#### [The problem]
Retype each record shown below, leaving every character as it is.

#### [Input for this task]
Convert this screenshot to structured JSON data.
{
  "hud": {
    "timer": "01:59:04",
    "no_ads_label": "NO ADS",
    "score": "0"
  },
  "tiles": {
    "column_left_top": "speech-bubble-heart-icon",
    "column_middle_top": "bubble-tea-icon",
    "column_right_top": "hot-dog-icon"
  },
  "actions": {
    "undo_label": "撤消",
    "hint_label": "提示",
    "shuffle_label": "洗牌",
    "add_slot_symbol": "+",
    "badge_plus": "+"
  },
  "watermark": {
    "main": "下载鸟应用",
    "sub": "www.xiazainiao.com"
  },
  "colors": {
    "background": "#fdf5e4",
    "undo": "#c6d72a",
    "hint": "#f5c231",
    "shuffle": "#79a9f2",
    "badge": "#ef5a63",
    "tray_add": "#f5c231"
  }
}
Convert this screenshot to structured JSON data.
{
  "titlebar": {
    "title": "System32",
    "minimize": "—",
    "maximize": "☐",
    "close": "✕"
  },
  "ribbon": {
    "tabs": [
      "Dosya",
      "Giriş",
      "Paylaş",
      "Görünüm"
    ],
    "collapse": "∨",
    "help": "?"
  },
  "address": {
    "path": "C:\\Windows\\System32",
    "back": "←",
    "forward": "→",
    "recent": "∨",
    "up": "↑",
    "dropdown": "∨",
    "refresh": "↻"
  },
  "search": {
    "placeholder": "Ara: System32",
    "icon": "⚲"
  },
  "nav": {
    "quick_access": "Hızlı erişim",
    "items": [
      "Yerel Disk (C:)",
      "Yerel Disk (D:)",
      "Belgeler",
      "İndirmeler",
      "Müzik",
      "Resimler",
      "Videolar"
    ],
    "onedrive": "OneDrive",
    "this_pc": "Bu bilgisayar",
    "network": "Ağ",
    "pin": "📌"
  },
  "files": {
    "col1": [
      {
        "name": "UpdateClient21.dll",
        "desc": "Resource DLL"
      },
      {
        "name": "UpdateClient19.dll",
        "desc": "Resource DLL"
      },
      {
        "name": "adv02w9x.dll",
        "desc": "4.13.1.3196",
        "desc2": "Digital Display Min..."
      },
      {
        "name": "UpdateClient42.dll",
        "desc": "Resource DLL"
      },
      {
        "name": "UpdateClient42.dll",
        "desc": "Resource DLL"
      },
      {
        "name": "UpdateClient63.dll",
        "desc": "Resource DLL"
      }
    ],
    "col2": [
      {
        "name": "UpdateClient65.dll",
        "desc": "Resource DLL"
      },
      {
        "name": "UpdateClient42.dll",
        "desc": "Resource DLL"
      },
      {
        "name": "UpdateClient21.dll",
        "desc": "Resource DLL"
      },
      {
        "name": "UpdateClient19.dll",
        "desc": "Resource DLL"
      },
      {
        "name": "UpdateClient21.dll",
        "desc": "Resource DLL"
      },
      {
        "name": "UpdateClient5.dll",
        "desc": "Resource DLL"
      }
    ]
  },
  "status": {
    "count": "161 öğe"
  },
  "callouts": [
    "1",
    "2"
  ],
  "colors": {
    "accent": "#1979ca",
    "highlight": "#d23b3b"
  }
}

#### [Result of this exercise]
Convert this screenshot to structured JSON data.
{
  "hud": {
    "timer": "01:59:04",
    "no_ads_label": "NO ADS",
    "score": "0"
  },
  "tiles": {
    "column_left_top": "speech-bubble-heart-icon",
    "column_middle_top": "bubble-tea-icon",
    "column_right_top": "hot-dog-icon"
  },
  "actions": {
    "undo_label": "撤消",
    "hint_label": "提示",
    "shuffle_label": "洗牌",
    "add_slot_symbol": "+",
    "badge_plus": "+"
  },
  "watermark": {
    "main": "下载鸟应用",
    "sub": "www.xiazainiao.com"
  },
  "colors": {
    "background": "#fdf5e4",
    "undo": "#c6d72a",
    "hint": "#f5c231",
    "shuffle": "#79a9f2",
    "badge": "#ef5a63",
    "tray_add": "#f5c231"
  }
}
Convert this screenshot to structured JSON data.
{
  "titlebar": {
    "title": "System32",
    "minimize": "—",
    "maximize": "☐",
    "close": "✕"
  },
  "ribbon": {
    "tabs": [
      "Dosya",
      "Giriş",
      "Paylaş",
      "Görünüm"
    ],
    "collapse": "∨",
    "help": "?"
  },
  "address": {
    "path": "C:\\Windows\\System32",
    "back": "←",
    "forward": "→",
    "recent": "∨",
    "up": "↑",
    "dropdown": "∨",
    "refresh": "↻"
  },
  "search": {
    "placeholder": "Ara: System32",
    "icon": "⚲"
  },
  "nav": {
    "quick_access": "Hızlı erişim",
    "items": [
      "Yerel Disk (C:)",
      "Yerel Disk (D:)",
      "Belgeler",
      "İndirmeler",
      "Müzik",
      "Resimler",
      "Videolar"
    ],
    "onedrive": "OneDrive",
    "this_pc": "Bu bilgisayar",
    "network": "Ağ",
    "pin": "📌"
  },
  "files": {
    "col1": [
      {
        "name": "UpdateClient21.dll",
        "desc": "Resource DLL"
      },
      {
        "name": "UpdateClient19.dll",
        "desc": "Resource DLL"
      },
      {
        "name": "adv02w9x.dll",
        "desc": "4.13.1.3196",
        "desc2": "Digital Display Min..."
      },
      {
        "name": "UpdateClient42.dll",
        "desc": "Resource DLL"
      },
      {
        "name": "UpdateClient42.dll",
        "desc": "Resource DLL"
      },
      {
        "name": "UpdateClient63.dll",
        "desc": "Resource DLL"
      }
    ],
    "col2": [
      {
        "name": "UpdateClient65.dll",
        "desc": "Resource DLL"
      },
      {
        "name": "UpdateClient42.dll",
        "desc": "Resource DLL"
      },
      {
        "name": "UpdateClient21.dll",
        "desc": "Resource DLL"
      },
      {
        "name": "UpdateClient19.dll",
        "desc": "Resource DLL"
      },
      {
        "name": "UpdateClient21.dll",
        "desc": "Resource DLL"
      },
      {
        "name": "UpdateClient5.dll",
        "desc": "Resource DLL"
      }
    ]
  },
  "status": {
    "count": "161 öğe"
  },
  "callouts": [
    "1",
    "2"
  ],
  "colors": {
    "accent": "#1979ca",
    "highlight": "#d23b3b"
  }
}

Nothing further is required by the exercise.